**Records for the exercise:**
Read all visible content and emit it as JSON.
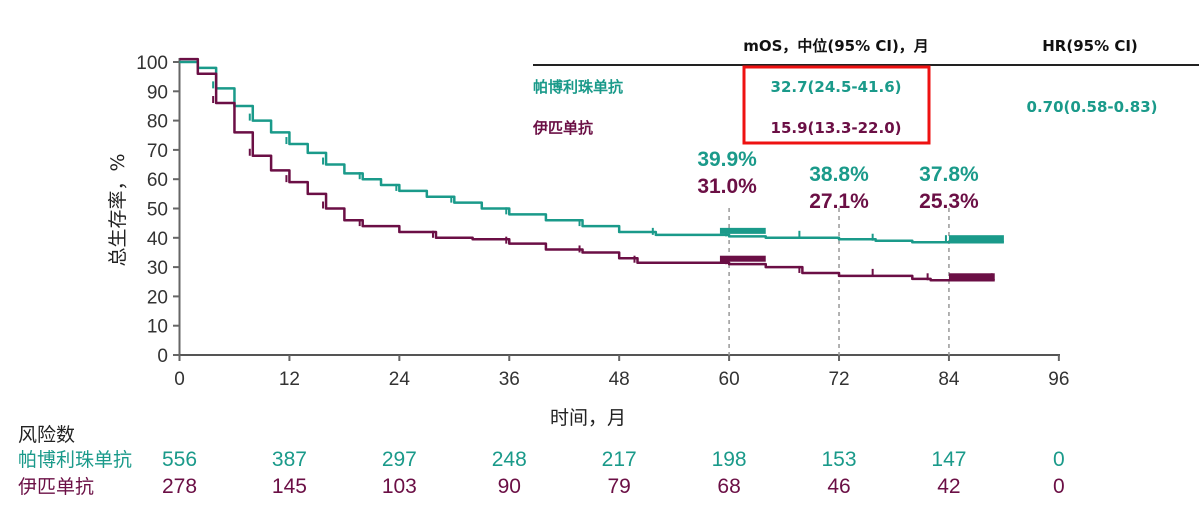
{
  "colors": {
    "pembrolizumab": "#1a9a8a",
    "ipilimumab": "#6b0f45",
    "highlight": "#ee1111",
    "axis": "#444444"
  },
  "chart_data": {
    "type": "line",
    "title": "",
    "xlabel": "时间，月",
    "ylabel": "总生存率，%",
    "xlim": [
      0,
      96
    ],
    "ylim": [
      0,
      100
    ],
    "xticks": [
      "0",
      "12",
      "24",
      "36",
      "48",
      "60",
      "72",
      "84",
      "96"
    ],
    "yticks": [
      "0",
      "10",
      "20",
      "30",
      "40",
      "50",
      "60",
      "70",
      "80",
      "90",
      "100"
    ],
    "grid": false,
    "series": [
      {
        "name": "帕博利珠单抗",
        "color_key": "pembrolizumab",
        "x": [
          0,
          2,
          4,
          6,
          8,
          10,
          12,
          14,
          16,
          18,
          20,
          22,
          24,
          27,
          30,
          33,
          36,
          40,
          44,
          48,
          52,
          56,
          60,
          64,
          68,
          72,
          76,
          80,
          84,
          90
        ],
        "y": [
          100,
          98,
          91,
          85,
          80,
          76,
          72,
          69,
          65,
          62,
          60,
          58,
          56,
          54,
          52,
          50,
          48,
          46,
          44,
          42,
          41,
          41,
          40.5,
          40,
          40,
          39.5,
          39,
          38.5,
          38.5,
          38.5
        ]
      },
      {
        "name": "伊匹单抗",
        "color_key": "ipilimumab",
        "x": [
          0,
          2,
          4,
          6,
          8,
          10,
          12,
          14,
          16,
          18,
          20,
          24,
          28,
          32,
          36,
          40,
          44,
          48,
          50,
          56,
          60,
          64,
          68,
          72,
          76,
          80,
          82,
          84,
          89
        ],
        "y": [
          101,
          96,
          86,
          76,
          68,
          63,
          59,
          55,
          50,
          46,
          44,
          42,
          40,
          39.5,
          38,
          36,
          35,
          33,
          31.5,
          31.5,
          31,
          30,
          28,
          27,
          27,
          26,
          25.5,
          25.5,
          25.5
        ]
      }
    ],
    "annotations": [
      {
        "x": 60,
        "pembrolizumab": "39.9%",
        "ipilimumab": "31.0%"
      },
      {
        "x": 72,
        "pembrolizumab": "38.8%",
        "ipilimumab": "27.1%"
      },
      {
        "x": 84,
        "pembrolizumab": "37.8%",
        "ipilimumab": "25.3%"
      }
    ]
  },
  "table": {
    "header_mos": "mOS，中位(95% CI)，月",
    "header_hr": "HR(95% CI)",
    "rows": [
      {
        "name": "帕博利珠单抗",
        "mos": "32.7(24.5-41.6)"
      },
      {
        "name": "伊匹单抗",
        "mos": "15.9(13.3-22.0)"
      }
    ],
    "hr": "0.70(0.58-0.83)"
  },
  "risk": {
    "title": "风险数",
    "rows": [
      {
        "name": "帕博利珠单抗",
        "values": [
          "556",
          "387",
          "297",
          "248",
          "217",
          "198",
          "153",
          "147",
          "0"
        ]
      },
      {
        "name": "伊匹单抗",
        "values": [
          "278",
          "145",
          "103",
          "90",
          "79",
          "68",
          "46",
          "42",
          "0"
        ]
      }
    ]
  }
}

**What is required:** Quote the records in their entirety, keeping the wording exact and excluding pictures.

**Exercise answer:**
Read all visible content and emit it as JSON.
{
  "colors": {
    "pembrolizumab": "#1a9a8a",
    "ipilimumab": "#6b0f45",
    "highlight": "#ee1111",
    "axis": "#444444"
  },
  "chart_data": {
    "type": "line",
    "title": "",
    "xlabel": "时间，月",
    "ylabel": "总生存率，%",
    "xlim": [
      0,
      96
    ],
    "ylim": [
      0,
      100
    ],
    "xticks": [
      "0",
      "12",
      "24",
      "36",
      "48",
      "60",
      "72",
      "84",
      "96"
    ],
    "yticks": [
      "0",
      "10",
      "20",
      "30",
      "40",
      "50",
      "60",
      "70",
      "80",
      "90",
      "100"
    ],
    "grid": false,
    "series": [
      {
        "name": "帕博利珠单抗",
        "color_key": "pembrolizumab",
        "x": [
          0,
          2,
          4,
          6,
          8,
          10,
          12,
          14,
          16,
          18,
          20,
          22,
          24,
          27,
          30,
          33,
          36,
          40,
          44,
          48,
          52,
          56,
          60,
          64,
          68,
          72,
          76,
          80,
          84,
          90
        ],
        "y": [
          100,
          98,
          91,
          85,
          80,
          76,
          72,
          69,
          65,
          62,
          60,
          58,
          56,
          54,
          52,
          50,
          48,
          46,
          44,
          42,
          41,
          41,
          40.5,
          40,
          40,
          39.5,
          39,
          38.5,
          38.5,
          38.5
        ]
      },
      {
        "name": "伊匹单抗",
        "color_key": "ipilimumab",
        "x": [
          0,
          2,
          4,
          6,
          8,
          10,
          12,
          14,
          16,
          18,
          20,
          24,
          28,
          32,
          36,
          40,
          44,
          48,
          50,
          56,
          60,
          64,
          68,
          72,
          76,
          80,
          82,
          84,
          89
        ],
        "y": [
          101,
          96,
          86,
          76,
          68,
          63,
          59,
          55,
          50,
          46,
          44,
          42,
          40,
          39.5,
          38,
          36,
          35,
          33,
          31.5,
          31.5,
          31,
          30,
          28,
          27,
          27,
          26,
          25.5,
          25.5,
          25.5
        ]
      }
    ],
    "annotations": [
      {
        "x": 60,
        "pembrolizumab": "39.9%",
        "ipilimumab": "31.0%"
      },
      {
        "x": 72,
        "pembrolizumab": "38.8%",
        "ipilimumab": "27.1%"
      },
      {
        "x": 84,
        "pembrolizumab": "37.8%",
        "ipilimumab": "25.3%"
      }
    ]
  },
  "table": {
    "header_mos": "mOS，中位(95% CI)，月",
    "header_hr": "HR(95% CI)",
    "rows": [
      {
        "name": "帕博利珠单抗",
        "mos": "32.7(24.5-41.6)"
      },
      {
        "name": "伊匹单抗",
        "mos": "15.9(13.3-22.0)"
      }
    ],
    "hr": "0.70(0.58-0.83)"
  },
  "risk": {
    "title": "风险数",
    "rows": [
      {
        "name": "帕博利珠单抗",
        "values": [
          "556",
          "387",
          "297",
          "248",
          "217",
          "198",
          "153",
          "147",
          "0"
        ]
      },
      {
        "name": "伊匹单抗",
        "values": [
          "278",
          "145",
          "103",
          "90",
          "79",
          "68",
          "46",
          "42",
          "0"
        ]
      }
    ]
  }
}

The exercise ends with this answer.